Goal — Scan the data. Collect each line that contains the word "广州市执信中学".

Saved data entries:
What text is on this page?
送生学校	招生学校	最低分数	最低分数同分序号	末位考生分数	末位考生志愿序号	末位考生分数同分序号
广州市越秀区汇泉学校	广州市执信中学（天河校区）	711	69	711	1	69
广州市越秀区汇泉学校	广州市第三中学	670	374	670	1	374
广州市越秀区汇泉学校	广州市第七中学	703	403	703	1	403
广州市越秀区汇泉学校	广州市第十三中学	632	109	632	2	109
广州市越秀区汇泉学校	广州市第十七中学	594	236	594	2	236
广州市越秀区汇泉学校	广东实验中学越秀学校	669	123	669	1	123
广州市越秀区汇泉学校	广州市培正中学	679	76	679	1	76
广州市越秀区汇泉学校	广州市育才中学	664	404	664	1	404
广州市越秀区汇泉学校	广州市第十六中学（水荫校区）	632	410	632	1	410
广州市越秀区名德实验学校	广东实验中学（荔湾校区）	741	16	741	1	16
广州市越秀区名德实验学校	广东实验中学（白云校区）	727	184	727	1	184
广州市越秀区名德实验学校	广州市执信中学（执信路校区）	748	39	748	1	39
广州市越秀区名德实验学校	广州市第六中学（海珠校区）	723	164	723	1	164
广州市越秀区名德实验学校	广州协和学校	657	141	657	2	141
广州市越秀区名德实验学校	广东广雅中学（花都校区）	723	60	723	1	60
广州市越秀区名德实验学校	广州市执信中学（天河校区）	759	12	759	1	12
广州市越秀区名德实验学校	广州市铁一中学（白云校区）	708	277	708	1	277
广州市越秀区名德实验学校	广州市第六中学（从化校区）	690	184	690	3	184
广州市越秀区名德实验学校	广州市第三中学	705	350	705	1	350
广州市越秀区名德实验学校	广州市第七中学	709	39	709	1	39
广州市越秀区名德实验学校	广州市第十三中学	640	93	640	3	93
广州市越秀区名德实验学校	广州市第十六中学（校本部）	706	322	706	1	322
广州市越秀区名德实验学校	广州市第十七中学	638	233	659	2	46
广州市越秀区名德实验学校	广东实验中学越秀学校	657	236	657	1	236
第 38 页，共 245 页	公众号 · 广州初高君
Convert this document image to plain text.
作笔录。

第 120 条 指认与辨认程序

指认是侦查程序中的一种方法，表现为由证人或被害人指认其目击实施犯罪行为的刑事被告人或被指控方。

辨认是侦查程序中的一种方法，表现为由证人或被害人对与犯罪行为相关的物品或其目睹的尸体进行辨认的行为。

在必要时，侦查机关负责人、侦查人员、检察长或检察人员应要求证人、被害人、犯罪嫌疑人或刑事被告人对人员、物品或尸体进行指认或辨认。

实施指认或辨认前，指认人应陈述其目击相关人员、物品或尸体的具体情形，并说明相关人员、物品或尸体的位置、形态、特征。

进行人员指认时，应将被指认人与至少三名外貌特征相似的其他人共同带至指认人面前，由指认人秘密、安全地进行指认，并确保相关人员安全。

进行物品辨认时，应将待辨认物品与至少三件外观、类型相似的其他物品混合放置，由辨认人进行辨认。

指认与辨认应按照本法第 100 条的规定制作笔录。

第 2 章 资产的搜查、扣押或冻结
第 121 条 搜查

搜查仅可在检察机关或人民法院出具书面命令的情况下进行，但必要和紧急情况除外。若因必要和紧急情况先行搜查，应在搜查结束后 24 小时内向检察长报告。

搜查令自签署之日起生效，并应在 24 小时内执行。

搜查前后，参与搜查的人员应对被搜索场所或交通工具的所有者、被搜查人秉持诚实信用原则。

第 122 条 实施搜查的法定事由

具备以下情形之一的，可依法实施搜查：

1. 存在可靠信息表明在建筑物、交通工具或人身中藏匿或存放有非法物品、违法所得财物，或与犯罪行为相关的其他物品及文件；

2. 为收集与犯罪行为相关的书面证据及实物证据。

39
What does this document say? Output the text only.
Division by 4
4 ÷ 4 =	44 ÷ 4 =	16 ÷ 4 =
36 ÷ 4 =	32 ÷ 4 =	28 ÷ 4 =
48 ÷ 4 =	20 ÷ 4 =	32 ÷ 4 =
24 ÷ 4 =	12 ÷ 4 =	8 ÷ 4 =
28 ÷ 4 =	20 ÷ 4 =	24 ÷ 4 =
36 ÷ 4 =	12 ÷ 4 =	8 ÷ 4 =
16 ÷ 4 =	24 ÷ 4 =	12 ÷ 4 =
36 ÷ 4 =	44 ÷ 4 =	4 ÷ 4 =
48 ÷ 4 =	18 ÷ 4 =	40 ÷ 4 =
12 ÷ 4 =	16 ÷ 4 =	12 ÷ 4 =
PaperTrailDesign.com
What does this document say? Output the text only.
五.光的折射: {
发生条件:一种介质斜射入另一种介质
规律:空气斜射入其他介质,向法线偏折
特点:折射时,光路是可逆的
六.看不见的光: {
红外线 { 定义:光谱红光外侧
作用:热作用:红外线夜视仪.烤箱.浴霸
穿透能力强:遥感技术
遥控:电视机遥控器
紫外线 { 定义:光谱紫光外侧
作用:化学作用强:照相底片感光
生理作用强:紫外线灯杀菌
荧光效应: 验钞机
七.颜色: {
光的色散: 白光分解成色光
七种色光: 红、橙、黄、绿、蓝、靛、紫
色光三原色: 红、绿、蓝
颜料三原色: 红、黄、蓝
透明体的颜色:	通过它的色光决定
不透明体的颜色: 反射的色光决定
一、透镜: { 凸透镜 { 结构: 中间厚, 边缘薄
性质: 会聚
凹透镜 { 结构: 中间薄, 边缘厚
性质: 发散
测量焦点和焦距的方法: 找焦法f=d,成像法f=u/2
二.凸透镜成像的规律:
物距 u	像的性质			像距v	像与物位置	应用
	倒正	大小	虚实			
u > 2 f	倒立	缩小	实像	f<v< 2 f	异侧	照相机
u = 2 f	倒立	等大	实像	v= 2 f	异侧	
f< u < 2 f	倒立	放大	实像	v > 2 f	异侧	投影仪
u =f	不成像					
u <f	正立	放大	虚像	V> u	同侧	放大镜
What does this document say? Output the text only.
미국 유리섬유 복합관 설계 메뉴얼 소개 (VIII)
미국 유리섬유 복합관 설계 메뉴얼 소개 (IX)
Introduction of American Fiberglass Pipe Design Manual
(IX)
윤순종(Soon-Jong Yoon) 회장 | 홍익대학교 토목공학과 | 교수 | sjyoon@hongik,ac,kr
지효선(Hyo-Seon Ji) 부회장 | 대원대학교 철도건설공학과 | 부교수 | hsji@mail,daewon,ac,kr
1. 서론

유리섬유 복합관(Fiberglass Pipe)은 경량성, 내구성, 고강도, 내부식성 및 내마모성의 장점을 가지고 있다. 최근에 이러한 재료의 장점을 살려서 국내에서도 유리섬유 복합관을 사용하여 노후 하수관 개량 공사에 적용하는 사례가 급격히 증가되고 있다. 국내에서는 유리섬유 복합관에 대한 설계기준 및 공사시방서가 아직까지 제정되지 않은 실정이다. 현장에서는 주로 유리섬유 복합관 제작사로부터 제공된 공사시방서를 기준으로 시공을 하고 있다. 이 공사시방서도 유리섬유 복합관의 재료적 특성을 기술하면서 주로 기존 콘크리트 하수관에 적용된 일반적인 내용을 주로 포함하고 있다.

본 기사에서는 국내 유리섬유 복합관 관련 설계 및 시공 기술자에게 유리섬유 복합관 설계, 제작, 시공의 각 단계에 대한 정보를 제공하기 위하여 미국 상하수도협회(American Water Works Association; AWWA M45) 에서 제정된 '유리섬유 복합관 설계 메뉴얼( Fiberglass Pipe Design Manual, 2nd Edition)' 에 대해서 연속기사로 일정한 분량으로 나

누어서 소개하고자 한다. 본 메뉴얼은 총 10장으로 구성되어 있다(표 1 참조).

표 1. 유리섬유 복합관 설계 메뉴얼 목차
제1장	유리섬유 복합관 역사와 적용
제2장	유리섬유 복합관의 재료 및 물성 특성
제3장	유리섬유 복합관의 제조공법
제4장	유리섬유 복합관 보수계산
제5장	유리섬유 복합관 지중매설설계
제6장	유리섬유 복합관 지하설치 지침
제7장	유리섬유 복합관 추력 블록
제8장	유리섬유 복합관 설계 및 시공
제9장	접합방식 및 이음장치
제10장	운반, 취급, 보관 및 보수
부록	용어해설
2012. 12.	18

Solution below —
广州市越秀区汇泉学校	广州市执信中学（天河校区）	711	69	711	1	69
广州市越秀区名德实验学校	广州市执信中学（执信路校区）	748	39	748	1	39
广州市越秀区名德实验学校	广州市执信中学（天河校区）	759	12	759	1	12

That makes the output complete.